Records:
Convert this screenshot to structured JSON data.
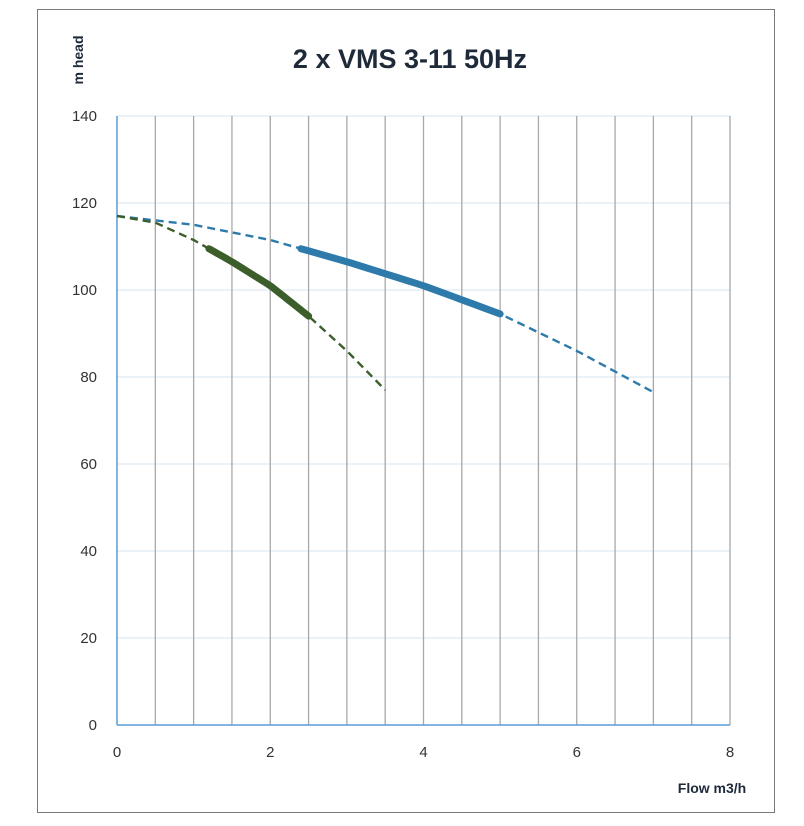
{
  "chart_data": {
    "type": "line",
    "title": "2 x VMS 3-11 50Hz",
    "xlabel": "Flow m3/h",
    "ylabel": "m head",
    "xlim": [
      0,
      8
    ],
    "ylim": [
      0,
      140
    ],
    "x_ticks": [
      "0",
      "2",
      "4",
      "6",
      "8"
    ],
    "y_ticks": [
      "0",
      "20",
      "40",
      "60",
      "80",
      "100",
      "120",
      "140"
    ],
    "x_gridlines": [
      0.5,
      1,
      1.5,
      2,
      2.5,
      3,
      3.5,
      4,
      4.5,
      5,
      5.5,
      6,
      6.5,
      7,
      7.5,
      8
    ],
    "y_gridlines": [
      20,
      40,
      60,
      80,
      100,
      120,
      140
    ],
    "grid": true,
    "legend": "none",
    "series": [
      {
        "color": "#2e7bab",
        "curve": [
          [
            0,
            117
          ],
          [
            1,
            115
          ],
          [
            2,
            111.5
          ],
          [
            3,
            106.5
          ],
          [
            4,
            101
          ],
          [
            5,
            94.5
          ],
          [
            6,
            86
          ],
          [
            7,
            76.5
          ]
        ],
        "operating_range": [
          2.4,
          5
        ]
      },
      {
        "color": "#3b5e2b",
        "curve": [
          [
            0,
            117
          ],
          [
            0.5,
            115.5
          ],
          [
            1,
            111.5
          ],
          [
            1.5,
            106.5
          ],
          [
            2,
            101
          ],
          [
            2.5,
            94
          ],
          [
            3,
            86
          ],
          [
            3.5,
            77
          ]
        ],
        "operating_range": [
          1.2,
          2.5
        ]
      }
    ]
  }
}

* * *

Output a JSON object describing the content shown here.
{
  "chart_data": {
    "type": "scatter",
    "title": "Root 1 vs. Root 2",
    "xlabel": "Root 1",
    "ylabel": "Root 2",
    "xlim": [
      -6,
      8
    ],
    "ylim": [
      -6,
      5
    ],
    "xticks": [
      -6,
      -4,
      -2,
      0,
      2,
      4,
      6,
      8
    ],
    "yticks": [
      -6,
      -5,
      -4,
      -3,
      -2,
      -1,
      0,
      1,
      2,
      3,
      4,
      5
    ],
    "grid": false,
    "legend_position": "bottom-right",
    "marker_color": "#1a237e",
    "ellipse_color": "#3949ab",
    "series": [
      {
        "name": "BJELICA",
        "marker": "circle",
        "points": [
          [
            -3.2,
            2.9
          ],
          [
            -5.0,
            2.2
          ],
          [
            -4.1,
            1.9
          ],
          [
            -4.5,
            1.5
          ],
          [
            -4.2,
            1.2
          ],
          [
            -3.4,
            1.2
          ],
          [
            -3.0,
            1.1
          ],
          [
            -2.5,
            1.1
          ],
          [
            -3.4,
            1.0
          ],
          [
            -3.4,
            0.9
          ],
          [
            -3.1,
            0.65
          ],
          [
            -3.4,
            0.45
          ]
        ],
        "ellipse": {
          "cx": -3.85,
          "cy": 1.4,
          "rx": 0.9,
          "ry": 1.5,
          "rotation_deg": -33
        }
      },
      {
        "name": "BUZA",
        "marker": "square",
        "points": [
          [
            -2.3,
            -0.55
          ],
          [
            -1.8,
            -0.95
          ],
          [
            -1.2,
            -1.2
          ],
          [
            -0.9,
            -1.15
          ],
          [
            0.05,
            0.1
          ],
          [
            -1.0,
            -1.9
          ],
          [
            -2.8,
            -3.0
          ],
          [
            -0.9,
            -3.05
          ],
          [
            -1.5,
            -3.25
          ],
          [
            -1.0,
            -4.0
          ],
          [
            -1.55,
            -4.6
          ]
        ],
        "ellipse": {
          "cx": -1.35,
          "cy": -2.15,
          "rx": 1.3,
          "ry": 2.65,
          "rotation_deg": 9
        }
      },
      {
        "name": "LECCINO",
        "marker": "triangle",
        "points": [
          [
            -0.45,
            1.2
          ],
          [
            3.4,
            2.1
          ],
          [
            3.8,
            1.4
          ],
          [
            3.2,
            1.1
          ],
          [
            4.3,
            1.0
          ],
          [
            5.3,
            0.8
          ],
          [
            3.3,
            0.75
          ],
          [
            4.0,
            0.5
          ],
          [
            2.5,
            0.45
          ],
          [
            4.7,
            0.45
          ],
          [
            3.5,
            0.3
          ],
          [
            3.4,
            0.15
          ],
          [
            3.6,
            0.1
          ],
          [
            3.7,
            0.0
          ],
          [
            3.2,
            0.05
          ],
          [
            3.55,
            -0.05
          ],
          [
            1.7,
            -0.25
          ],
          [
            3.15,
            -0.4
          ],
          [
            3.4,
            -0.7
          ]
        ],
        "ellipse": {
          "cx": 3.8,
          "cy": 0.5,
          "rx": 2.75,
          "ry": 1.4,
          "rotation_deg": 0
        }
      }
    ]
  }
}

PROBLEM TO WORK ON → What is the number of lines that hold the string "Root"? Give it alone.

CORRECT RESULT → 3